* AIM OF THE EXERCISE:
Among the records below, find each line that includes the string "colors" and copy it.

* RECORDS TO PROCESS:
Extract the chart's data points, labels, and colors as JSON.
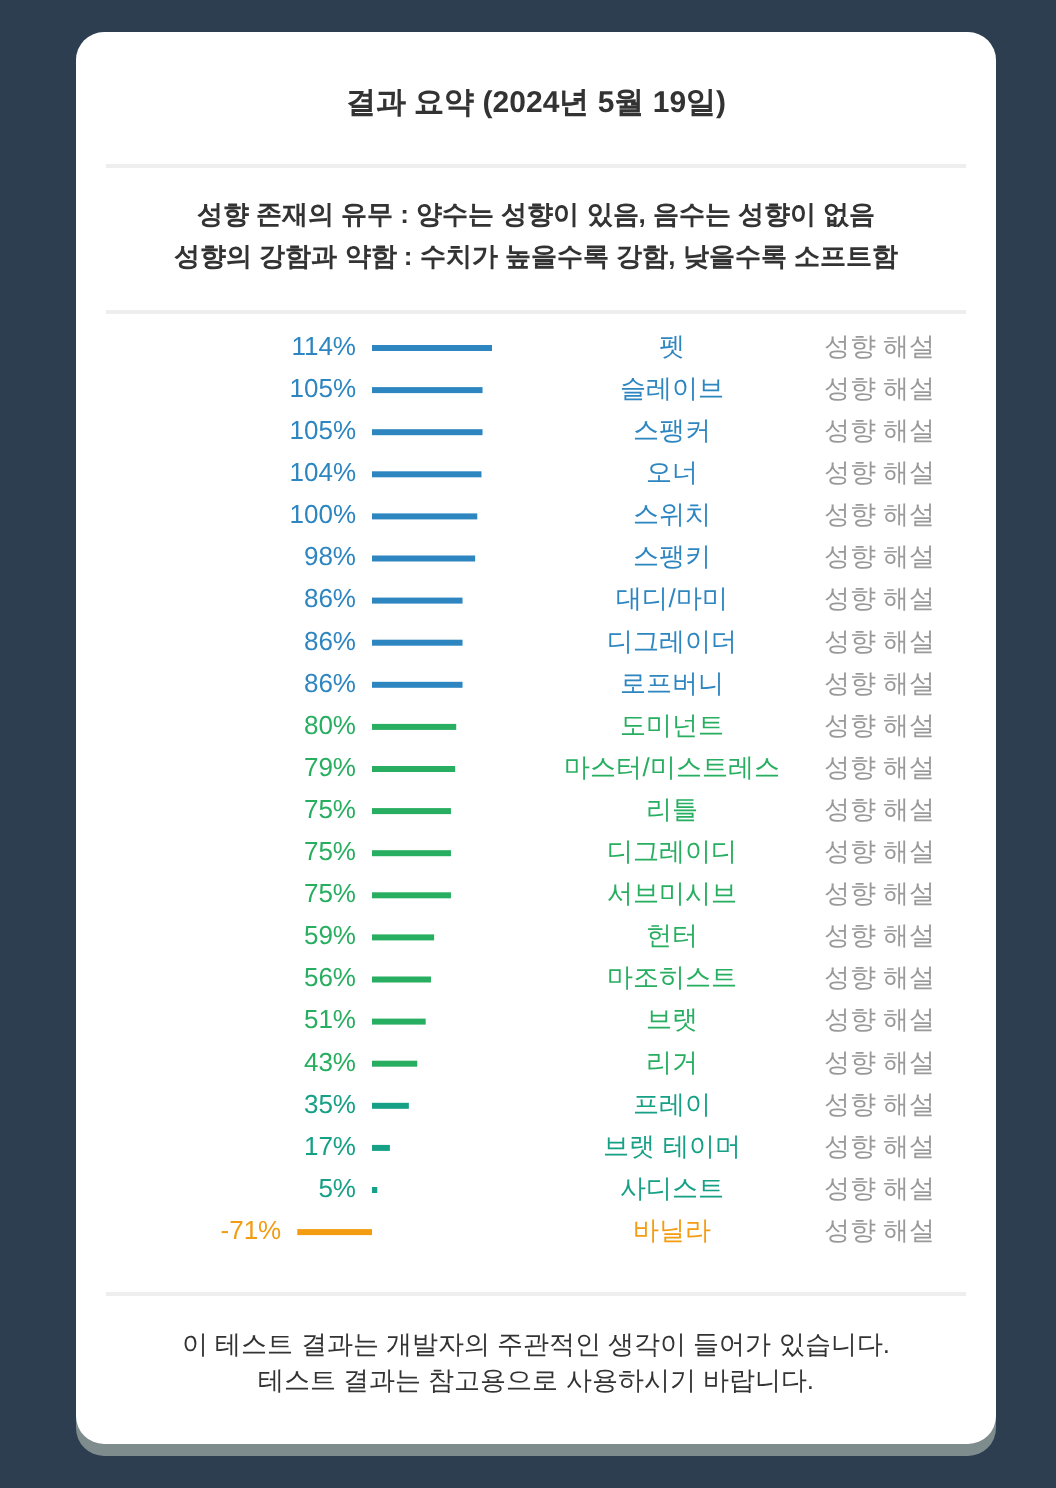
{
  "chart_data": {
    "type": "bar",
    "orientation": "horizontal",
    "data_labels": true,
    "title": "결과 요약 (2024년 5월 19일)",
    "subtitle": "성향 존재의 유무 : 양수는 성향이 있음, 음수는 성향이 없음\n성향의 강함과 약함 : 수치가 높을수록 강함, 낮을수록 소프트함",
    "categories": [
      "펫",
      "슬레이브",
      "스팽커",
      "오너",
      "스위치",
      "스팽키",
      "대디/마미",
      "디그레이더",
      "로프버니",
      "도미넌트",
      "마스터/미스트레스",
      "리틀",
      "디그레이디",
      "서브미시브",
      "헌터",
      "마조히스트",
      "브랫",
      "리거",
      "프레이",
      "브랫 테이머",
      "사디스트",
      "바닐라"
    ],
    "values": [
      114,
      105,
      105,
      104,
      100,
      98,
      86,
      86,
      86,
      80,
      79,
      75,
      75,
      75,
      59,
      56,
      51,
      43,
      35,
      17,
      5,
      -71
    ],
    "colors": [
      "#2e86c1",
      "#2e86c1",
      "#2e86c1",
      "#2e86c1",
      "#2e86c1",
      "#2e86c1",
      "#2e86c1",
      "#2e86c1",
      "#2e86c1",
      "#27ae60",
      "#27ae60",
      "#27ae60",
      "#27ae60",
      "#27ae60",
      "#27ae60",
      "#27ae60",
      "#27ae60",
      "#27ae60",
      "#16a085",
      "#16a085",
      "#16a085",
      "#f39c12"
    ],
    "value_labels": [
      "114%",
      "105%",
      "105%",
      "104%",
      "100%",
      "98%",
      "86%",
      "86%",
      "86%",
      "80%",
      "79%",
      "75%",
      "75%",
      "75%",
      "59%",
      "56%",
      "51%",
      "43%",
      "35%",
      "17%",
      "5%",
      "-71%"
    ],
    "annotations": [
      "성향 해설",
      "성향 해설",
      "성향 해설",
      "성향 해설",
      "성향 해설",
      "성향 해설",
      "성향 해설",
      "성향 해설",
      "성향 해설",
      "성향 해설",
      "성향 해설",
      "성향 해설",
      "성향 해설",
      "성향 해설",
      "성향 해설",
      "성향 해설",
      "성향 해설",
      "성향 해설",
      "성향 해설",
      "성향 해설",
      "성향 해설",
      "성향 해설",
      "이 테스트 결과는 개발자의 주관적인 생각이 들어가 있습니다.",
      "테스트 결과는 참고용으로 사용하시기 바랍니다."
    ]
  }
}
* * *
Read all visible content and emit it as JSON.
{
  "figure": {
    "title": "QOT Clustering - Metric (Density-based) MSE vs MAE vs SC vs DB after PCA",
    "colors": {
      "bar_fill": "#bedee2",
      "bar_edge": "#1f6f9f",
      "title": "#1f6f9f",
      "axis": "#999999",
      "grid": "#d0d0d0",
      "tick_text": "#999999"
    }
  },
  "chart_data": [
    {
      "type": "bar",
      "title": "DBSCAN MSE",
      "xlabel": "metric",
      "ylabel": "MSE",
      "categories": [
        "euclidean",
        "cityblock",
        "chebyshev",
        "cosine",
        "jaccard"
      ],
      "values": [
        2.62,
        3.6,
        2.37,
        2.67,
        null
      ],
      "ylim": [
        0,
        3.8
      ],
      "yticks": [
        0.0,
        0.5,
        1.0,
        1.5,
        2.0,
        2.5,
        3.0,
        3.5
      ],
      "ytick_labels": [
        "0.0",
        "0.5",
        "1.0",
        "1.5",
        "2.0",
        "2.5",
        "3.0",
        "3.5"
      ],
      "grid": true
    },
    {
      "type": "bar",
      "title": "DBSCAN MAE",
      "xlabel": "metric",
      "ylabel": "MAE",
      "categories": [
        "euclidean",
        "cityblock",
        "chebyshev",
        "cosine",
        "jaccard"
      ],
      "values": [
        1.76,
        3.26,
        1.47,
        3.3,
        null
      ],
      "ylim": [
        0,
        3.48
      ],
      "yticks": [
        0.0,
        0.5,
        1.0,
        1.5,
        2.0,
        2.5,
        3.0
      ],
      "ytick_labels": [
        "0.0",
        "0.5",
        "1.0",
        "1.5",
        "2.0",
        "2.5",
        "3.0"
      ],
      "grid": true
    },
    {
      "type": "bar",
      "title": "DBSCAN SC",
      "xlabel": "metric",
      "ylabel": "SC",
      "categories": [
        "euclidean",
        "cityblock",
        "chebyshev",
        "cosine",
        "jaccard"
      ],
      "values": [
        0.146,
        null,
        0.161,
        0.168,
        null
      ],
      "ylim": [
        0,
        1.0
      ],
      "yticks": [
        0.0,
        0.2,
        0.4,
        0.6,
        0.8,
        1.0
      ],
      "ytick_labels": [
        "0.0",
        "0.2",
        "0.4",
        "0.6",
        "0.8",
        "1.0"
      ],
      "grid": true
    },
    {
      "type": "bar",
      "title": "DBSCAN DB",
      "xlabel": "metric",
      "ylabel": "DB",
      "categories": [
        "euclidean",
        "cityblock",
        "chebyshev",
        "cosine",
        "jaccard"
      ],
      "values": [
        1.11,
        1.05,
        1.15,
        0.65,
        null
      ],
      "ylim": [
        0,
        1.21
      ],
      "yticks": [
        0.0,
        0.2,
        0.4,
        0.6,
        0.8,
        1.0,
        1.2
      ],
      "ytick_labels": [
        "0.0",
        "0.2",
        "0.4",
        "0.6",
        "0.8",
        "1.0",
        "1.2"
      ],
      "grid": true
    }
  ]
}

* FINAL RESULT:
Extract the chart's data points, labels, and colors as JSON.
    "colors": [
    "colors": {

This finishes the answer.